:: What is asked ::
Count, in the entries, the lines with "HASAN". Answer with the number only.

:: Excerpted data ::
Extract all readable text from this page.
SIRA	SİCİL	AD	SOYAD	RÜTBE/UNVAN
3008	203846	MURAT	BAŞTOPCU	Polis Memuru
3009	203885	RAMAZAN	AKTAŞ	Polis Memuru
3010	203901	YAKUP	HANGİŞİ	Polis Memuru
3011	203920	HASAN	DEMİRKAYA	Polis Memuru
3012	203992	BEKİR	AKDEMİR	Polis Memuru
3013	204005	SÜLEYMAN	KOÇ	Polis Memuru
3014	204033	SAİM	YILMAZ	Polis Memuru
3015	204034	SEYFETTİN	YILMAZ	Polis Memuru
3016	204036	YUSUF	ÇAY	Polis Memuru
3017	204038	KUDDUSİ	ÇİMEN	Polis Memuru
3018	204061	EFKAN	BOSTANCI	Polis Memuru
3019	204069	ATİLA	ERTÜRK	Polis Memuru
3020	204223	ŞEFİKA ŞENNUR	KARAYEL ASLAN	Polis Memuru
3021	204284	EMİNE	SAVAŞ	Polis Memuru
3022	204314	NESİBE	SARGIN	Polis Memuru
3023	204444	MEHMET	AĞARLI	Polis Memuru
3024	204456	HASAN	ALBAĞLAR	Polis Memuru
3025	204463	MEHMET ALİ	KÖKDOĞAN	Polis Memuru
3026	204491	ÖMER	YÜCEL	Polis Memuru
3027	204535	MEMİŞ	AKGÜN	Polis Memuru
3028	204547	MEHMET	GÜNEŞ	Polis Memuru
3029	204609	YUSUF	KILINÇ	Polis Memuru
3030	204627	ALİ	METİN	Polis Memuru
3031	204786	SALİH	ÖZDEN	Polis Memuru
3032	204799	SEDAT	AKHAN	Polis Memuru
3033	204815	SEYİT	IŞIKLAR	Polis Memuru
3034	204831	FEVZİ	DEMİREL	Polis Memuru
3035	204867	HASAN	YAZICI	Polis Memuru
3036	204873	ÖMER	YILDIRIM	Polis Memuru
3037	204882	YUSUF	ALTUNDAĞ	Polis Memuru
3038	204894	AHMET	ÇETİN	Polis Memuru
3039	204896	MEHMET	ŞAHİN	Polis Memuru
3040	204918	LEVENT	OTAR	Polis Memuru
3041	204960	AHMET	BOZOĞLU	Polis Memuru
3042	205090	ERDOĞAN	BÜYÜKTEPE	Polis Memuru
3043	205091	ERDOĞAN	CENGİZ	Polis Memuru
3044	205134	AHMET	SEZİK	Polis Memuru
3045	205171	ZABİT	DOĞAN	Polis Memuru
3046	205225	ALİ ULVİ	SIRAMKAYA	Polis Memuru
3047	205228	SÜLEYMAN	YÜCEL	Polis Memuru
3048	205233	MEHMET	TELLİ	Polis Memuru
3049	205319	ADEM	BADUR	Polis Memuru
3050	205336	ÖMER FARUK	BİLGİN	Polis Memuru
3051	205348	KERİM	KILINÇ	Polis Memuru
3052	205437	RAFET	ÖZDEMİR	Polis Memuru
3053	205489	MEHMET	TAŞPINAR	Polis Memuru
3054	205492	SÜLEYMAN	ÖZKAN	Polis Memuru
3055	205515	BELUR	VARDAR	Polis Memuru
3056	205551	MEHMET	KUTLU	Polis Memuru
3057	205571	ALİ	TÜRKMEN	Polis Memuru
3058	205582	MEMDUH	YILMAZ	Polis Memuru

:: Answer to the task ::
3